CHALLENGE:
Copy the records below, from their first line through the line that contains "point xyxy=(709,422,724,437)", keeping every line unchanged.

# Start of MATERIAL FOR THIS TASK

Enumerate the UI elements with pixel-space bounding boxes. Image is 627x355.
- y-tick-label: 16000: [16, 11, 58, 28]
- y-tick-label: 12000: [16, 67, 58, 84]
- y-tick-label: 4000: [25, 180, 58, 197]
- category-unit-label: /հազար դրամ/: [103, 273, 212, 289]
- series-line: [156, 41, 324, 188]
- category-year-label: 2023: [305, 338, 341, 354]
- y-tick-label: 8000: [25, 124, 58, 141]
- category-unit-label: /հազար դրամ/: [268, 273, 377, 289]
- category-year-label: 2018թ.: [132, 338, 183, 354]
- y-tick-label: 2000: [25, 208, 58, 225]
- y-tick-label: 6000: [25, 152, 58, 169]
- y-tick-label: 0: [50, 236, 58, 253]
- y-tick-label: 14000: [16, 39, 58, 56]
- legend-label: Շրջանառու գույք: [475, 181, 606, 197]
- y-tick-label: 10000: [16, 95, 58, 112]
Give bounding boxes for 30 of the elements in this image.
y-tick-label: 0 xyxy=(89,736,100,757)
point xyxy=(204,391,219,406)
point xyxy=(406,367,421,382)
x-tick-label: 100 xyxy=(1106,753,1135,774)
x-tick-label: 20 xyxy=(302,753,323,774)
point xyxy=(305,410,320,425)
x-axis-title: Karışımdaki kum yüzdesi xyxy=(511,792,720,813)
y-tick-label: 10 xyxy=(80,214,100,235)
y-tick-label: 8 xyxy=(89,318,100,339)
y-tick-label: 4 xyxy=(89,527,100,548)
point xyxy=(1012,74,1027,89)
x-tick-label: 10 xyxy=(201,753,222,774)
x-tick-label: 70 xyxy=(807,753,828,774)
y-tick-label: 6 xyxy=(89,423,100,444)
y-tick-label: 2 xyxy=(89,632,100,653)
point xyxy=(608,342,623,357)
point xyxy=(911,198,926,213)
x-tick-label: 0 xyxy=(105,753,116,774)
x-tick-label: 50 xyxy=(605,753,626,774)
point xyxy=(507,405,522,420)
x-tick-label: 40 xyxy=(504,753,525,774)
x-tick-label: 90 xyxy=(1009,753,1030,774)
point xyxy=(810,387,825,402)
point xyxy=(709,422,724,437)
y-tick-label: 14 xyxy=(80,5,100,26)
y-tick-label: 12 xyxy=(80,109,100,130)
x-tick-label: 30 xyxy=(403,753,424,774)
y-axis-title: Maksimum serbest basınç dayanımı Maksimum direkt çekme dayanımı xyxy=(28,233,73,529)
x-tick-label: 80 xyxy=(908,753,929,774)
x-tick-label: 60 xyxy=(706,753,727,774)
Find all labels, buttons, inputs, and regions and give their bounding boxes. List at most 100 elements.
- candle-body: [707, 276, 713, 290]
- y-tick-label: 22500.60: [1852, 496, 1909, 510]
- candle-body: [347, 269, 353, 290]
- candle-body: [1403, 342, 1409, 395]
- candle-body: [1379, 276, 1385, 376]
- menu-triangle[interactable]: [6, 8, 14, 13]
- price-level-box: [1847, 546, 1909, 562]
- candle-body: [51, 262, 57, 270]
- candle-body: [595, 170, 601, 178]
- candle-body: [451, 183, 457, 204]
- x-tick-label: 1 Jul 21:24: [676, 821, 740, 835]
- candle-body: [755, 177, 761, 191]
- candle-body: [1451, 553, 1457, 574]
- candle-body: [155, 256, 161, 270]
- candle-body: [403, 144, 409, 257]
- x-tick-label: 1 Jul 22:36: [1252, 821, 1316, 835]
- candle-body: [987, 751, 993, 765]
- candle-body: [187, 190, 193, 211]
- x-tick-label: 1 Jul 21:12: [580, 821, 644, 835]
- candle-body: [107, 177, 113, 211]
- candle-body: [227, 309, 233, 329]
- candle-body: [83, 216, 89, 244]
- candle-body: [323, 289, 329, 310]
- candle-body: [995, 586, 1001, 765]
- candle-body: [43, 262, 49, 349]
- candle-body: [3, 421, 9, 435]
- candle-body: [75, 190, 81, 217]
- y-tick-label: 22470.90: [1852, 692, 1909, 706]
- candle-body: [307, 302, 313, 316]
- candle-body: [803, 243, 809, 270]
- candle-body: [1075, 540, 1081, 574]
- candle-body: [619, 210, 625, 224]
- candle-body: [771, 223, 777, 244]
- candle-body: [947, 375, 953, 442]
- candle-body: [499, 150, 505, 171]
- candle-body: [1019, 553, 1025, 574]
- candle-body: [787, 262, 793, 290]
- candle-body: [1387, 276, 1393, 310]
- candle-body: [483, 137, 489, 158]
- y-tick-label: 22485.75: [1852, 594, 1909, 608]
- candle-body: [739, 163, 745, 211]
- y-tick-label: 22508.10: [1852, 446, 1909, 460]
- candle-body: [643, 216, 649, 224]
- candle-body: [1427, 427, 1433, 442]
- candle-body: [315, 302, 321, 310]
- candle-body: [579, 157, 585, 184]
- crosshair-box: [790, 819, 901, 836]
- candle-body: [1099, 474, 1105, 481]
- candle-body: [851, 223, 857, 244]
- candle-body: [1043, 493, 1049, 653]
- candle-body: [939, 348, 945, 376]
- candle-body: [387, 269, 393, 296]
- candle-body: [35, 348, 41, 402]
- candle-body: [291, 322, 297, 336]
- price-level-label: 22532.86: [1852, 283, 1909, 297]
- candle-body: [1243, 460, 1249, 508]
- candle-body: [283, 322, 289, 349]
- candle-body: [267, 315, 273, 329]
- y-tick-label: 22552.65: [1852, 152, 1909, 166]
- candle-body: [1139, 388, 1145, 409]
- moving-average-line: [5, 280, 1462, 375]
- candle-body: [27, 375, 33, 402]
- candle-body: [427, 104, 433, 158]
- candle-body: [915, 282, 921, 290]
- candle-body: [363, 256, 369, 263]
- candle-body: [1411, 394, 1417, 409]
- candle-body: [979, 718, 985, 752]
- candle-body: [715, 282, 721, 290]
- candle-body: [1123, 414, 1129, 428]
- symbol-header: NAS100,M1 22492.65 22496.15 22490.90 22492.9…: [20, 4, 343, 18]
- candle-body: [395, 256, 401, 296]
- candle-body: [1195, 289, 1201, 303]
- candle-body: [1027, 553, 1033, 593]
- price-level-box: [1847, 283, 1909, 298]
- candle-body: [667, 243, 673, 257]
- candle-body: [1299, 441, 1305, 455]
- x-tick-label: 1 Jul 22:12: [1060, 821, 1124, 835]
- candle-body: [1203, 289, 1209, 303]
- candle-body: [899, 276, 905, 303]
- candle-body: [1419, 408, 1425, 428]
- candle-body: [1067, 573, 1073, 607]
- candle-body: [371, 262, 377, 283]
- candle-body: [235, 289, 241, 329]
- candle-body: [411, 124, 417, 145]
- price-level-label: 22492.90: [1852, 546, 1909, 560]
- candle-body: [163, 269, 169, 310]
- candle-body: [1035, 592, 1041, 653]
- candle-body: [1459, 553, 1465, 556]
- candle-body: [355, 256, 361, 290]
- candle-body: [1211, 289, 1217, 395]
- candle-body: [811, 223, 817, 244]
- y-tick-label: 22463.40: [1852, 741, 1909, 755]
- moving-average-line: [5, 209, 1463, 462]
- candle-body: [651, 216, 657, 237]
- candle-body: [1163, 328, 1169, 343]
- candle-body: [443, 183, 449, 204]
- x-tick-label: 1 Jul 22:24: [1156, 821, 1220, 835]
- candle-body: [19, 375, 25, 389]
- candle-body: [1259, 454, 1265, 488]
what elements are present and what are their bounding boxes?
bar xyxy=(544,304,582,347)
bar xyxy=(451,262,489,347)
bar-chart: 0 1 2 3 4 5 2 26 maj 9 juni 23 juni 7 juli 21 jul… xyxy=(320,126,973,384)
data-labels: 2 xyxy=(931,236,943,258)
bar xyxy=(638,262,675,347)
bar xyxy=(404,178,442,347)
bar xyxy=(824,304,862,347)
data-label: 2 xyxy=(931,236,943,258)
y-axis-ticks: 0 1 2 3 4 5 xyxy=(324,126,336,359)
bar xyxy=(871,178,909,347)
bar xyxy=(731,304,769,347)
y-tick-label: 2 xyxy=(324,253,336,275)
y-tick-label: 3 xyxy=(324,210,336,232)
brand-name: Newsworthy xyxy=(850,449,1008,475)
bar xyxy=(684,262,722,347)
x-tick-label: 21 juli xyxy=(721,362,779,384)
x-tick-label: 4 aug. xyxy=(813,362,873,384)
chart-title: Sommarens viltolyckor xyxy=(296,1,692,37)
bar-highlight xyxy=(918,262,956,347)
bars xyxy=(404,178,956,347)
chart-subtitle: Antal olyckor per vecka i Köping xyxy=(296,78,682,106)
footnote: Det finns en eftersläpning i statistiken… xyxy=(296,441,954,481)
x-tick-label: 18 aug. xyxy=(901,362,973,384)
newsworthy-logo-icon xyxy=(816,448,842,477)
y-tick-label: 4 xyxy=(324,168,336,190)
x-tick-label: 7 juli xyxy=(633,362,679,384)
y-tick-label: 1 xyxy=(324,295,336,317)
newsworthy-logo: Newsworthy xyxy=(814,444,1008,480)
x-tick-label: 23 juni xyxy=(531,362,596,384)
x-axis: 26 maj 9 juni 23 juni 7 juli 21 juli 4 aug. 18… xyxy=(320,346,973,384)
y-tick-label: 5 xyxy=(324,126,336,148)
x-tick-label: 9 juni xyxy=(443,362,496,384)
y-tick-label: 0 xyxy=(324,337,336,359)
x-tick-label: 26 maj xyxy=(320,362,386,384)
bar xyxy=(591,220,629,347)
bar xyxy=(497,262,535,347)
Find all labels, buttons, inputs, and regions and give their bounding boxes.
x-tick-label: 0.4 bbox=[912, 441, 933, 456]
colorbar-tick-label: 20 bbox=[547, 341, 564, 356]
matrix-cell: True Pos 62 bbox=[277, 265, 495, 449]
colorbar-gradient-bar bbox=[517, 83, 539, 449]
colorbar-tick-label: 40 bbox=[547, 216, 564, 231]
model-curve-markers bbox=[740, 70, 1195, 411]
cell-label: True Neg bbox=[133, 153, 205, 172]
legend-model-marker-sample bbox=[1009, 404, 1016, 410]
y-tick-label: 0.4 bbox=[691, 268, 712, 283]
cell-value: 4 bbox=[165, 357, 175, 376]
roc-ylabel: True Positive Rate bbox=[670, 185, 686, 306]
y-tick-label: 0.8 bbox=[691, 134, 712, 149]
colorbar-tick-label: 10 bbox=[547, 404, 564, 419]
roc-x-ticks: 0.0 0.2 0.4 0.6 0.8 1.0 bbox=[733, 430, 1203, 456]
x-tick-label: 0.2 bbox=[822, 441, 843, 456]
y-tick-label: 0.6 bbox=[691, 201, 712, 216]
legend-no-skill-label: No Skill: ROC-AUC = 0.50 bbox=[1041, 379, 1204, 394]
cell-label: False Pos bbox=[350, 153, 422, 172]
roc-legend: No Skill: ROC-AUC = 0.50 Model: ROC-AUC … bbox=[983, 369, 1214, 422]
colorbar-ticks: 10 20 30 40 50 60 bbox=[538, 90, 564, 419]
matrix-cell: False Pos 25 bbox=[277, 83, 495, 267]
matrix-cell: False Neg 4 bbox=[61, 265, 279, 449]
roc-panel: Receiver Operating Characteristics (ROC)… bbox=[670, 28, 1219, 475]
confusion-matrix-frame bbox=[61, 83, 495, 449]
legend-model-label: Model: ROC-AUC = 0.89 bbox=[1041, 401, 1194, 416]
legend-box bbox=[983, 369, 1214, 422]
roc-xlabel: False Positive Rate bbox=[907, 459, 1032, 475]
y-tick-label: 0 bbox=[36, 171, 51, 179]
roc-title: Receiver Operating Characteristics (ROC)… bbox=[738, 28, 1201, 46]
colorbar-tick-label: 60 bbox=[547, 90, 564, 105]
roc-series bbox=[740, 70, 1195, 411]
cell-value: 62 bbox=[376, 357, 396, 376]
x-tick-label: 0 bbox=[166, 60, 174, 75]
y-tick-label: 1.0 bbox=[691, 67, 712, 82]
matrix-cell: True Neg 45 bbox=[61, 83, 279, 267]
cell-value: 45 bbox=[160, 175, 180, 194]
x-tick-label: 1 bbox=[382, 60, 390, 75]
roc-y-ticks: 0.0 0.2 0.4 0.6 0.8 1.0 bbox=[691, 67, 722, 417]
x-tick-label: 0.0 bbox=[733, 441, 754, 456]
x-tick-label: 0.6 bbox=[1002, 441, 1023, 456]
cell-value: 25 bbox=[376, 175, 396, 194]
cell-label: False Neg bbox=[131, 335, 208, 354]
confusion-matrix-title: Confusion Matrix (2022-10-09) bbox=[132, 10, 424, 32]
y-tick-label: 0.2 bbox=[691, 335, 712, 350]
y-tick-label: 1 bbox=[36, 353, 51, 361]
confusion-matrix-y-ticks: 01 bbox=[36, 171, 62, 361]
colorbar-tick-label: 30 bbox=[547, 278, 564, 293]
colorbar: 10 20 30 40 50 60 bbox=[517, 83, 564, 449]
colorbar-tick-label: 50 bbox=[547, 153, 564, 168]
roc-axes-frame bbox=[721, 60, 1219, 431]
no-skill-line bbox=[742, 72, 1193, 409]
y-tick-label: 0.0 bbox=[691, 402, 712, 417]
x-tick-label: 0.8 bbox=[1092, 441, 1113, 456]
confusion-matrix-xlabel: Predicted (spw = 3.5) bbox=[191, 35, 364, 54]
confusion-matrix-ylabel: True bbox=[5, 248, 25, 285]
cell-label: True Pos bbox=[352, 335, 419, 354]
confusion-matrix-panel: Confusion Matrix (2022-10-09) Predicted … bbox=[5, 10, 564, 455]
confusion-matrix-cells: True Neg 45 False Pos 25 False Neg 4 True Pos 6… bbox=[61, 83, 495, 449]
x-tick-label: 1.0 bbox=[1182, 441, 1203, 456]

# End of MATERIAL FOR THIS TASK

EXERCISE RESULT:
Enumerate the UI elements with pixel-space bounding boxes. Image is 627x355.
- y-tick-label: 16000: [16, 11, 58, 28]
- y-tick-label: 12000: [16, 67, 58, 84]
- y-tick-label: 4000: [25, 180, 58, 197]
- category-unit-label: /հազար դրամ/: [103, 273, 212, 289]
- series-line: [156, 41, 324, 188]
- category-year-label: 2023: [305, 338, 341, 354]
- y-tick-label: 8000: [25, 124, 58, 141]
- category-unit-label: /հազար դրամ/: [268, 273, 377, 289]
- category-year-label: 2018թ.: [132, 338, 183, 354]
- y-tick-label: 2000: [25, 208, 58, 225]
- y-tick-label: 6000: [25, 152, 58, 169]
- y-tick-label: 0: [50, 236, 58, 253]
- y-tick-label: 14000: [16, 39, 58, 56]
- legend-label: Շրջանառու գույք: [475, 181, 606, 197]
- y-tick-label: 10000: [16, 95, 58, 112]
Give bounding boxes for 30 of the elements in this image.
y-tick-label: 0 xyxy=(89,736,100,757)
point xyxy=(204,391,219,406)
point xyxy=(406,367,421,382)
x-tick-label: 100 xyxy=(1106,753,1135,774)
x-tick-label: 20 xyxy=(302,753,323,774)
point xyxy=(305,410,320,425)
x-axis-title: Karışımdaki kum yüzdesi xyxy=(511,792,720,813)
y-tick-label: 10 xyxy=(80,214,100,235)
y-tick-label: 8 xyxy=(89,318,100,339)
y-tick-label: 4 xyxy=(89,527,100,548)
point xyxy=(1012,74,1027,89)
x-tick-label: 10 xyxy=(201,753,222,774)
x-tick-label: 70 xyxy=(807,753,828,774)
y-tick-label: 6 xyxy=(89,423,100,444)
y-tick-label: 2 xyxy=(89,632,100,653)
point xyxy=(608,342,623,357)
point xyxy=(911,198,926,213)
x-tick-label: 0 xyxy=(105,753,116,774)
x-tick-label: 50 xyxy=(605,753,626,774)
point xyxy=(507,405,522,420)
x-tick-label: 40 xyxy=(504,753,525,774)
x-tick-label: 90 xyxy=(1009,753,1030,774)
point xyxy=(810,387,825,402)
point xyxy=(709,422,724,437)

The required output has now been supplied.